§ **Short problem**:
Copy everything from the line containing "bar-day-3 [102,312,108,476]" down to the end of the material, word for word and in order, with both ends included.

§ **Dataset records**:
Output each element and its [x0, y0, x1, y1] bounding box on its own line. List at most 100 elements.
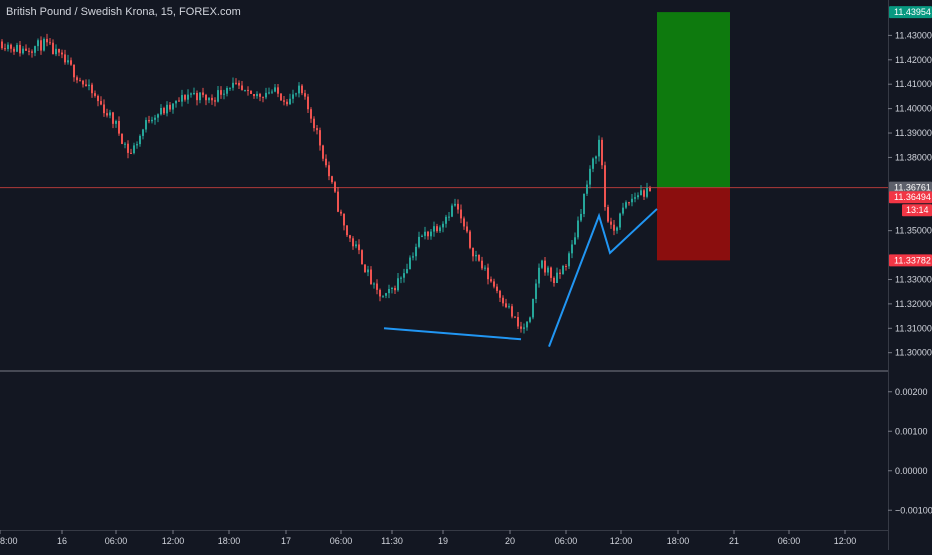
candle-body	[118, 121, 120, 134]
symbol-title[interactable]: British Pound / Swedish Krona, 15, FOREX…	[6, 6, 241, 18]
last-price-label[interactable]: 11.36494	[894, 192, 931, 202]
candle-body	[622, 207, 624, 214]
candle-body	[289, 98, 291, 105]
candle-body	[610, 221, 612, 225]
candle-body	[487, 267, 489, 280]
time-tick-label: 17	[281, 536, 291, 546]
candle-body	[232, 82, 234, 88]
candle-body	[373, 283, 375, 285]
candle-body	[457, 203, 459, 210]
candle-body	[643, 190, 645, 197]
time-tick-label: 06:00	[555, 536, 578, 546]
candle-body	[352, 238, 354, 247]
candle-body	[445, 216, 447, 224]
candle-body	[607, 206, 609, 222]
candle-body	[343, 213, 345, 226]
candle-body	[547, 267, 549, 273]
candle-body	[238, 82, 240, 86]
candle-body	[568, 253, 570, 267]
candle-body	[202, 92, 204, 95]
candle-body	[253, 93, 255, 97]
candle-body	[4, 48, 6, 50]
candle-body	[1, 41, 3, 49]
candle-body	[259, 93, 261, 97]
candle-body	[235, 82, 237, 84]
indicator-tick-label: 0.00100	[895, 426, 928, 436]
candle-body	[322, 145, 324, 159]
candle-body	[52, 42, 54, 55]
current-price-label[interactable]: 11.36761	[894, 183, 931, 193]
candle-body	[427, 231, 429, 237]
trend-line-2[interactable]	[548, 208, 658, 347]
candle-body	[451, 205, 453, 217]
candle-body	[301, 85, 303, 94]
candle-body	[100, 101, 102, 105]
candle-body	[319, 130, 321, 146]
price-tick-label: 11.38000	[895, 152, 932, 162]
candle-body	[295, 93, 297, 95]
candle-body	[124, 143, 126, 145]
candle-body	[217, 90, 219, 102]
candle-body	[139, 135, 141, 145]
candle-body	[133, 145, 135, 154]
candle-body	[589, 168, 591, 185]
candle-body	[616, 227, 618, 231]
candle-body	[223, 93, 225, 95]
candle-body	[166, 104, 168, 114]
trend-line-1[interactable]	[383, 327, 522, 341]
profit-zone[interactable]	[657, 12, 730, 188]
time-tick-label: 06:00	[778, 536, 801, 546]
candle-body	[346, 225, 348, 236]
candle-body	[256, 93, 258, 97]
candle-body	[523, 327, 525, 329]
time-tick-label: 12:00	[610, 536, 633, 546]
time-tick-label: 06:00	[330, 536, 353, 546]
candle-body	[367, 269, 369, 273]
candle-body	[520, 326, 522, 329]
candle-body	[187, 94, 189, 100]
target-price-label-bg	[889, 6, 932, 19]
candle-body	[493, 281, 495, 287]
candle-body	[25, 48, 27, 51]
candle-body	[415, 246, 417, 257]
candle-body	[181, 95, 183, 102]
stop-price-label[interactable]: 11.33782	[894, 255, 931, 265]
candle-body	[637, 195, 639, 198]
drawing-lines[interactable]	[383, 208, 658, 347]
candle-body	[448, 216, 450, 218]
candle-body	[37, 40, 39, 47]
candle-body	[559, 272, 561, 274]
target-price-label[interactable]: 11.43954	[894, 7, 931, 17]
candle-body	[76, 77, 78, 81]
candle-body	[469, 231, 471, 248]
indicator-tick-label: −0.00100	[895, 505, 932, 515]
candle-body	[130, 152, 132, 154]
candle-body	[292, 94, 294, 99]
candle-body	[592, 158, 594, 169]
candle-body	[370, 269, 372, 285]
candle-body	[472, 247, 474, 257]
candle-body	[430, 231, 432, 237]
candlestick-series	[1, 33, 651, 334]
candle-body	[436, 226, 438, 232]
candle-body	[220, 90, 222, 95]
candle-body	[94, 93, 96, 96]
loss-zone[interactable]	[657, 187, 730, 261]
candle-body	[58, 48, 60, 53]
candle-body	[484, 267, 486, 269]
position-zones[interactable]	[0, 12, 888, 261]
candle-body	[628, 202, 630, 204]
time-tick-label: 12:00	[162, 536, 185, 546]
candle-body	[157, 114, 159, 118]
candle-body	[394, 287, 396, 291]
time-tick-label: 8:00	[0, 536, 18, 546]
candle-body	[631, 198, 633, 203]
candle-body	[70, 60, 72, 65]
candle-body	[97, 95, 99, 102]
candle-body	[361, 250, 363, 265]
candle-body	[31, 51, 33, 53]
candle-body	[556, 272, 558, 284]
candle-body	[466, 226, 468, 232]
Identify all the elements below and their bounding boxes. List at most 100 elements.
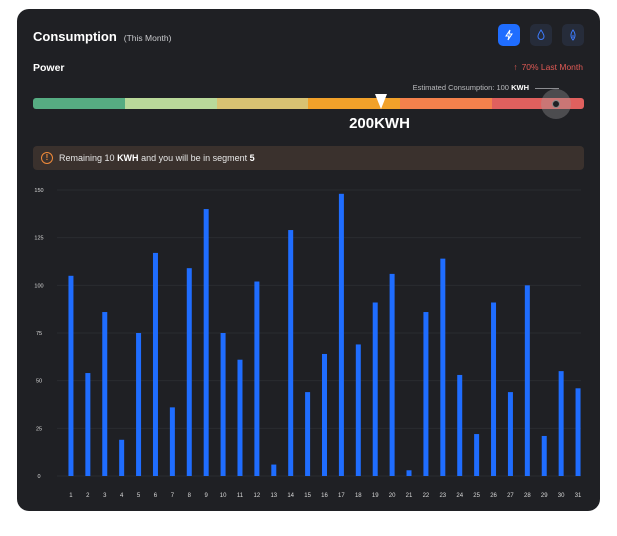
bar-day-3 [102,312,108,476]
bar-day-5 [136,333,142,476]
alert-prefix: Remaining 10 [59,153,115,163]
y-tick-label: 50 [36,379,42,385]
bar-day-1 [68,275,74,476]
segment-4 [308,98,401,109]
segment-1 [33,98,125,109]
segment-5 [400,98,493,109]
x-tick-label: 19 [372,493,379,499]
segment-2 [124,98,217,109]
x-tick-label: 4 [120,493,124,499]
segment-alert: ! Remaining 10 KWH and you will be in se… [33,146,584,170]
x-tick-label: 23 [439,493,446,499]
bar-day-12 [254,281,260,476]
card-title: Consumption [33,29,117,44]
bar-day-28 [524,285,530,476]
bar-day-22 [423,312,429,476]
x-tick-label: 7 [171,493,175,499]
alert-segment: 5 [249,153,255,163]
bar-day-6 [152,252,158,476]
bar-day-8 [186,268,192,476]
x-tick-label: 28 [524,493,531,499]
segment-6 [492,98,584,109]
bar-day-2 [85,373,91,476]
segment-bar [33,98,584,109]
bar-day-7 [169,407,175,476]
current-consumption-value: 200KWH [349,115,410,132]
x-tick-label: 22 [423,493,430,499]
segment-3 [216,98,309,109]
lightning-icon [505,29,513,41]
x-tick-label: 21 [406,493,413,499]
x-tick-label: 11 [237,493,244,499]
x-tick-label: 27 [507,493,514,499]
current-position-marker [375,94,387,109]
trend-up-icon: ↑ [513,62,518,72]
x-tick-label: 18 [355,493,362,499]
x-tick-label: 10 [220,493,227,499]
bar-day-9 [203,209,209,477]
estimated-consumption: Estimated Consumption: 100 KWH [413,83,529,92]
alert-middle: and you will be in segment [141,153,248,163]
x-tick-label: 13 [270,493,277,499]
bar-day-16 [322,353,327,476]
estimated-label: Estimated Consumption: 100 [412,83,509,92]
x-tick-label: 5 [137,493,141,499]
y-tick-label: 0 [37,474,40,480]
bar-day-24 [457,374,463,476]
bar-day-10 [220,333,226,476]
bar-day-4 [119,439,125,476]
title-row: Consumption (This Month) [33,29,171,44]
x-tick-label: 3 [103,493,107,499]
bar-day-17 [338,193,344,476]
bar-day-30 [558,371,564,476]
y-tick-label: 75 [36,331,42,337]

§ **Answer to the problem**:
bar-day-3 [102,312,108,476]
bar-day-5 [136,333,142,476]
alert-prefix: Remaining 10 [59,153,115,163]
y-tick-label: 50 [36,379,42,385]
bar-day-1 [68,275,74,476]
segment-4 [308,98,401,109]
segment-1 [33,98,125,109]
segment-5 [400,98,493,109]
x-tick-label: 19 [372,493,379,499]
segment-2 [124,98,217,109]
x-tick-label: 4 [120,493,124,499]
segment-alert: ! Remaining 10 KWH and you will be in se… [33,146,584,170]
x-tick-label: 23 [439,493,446,499]
bar-day-12 [254,281,260,476]
card-title: Consumption [33,29,117,44]
bar-day-28 [524,285,530,476]
bar-day-22 [423,312,429,476]
x-tick-label: 7 [171,493,175,499]
alert-segment: 5 [249,153,255,163]
bar-day-6 [152,252,158,476]
bar-day-8 [186,268,192,476]
x-tick-label: 28 [524,493,531,499]
segment-6 [492,98,584,109]
bar-day-2 [85,373,91,476]
segment-bar [33,98,584,109]
bar-day-7 [169,407,175,476]
current-consumption-value: 200KWH [349,115,410,132]
x-tick-label: 22 [423,493,430,499]
segment-3 [216,98,309,109]
lightning-icon [505,29,513,41]
x-tick-label: 21 [406,493,413,499]
x-tick-label: 11 [237,493,244,499]
x-tick-label: 27 [507,493,514,499]
current-position-marker [375,94,387,109]
trend-up-icon: ↑ [513,62,518,72]
x-tick-label: 18 [355,493,362,499]
x-tick-label: 10 [220,493,227,499]
bar-day-9 [203,209,209,477]
estimated-consumption: Estimated Consumption: 100 KWH [413,83,529,92]
alert-middle: and you will be in segment [141,153,248,163]
x-tick-label: 13 [270,493,277,499]
bar-day-16 [322,353,327,476]
estimated-label: Estimated Consumption: 100 [412,83,509,92]
x-tick-label: 5 [137,493,141,499]
y-tick-label: 0 [37,474,40,480]
bar-day-24 [457,374,463,476]
bar-day-10 [220,333,226,476]
bar-day-4 [119,439,125,476]
title-row: Consumption (This Month) [33,29,171,44]
x-tick-label: 3 [103,493,107,499]
bar-day-17 [338,193,344,476]
bar-day-30 [558,371,564,476]
y-tick-label: 75 [36,331,42,337]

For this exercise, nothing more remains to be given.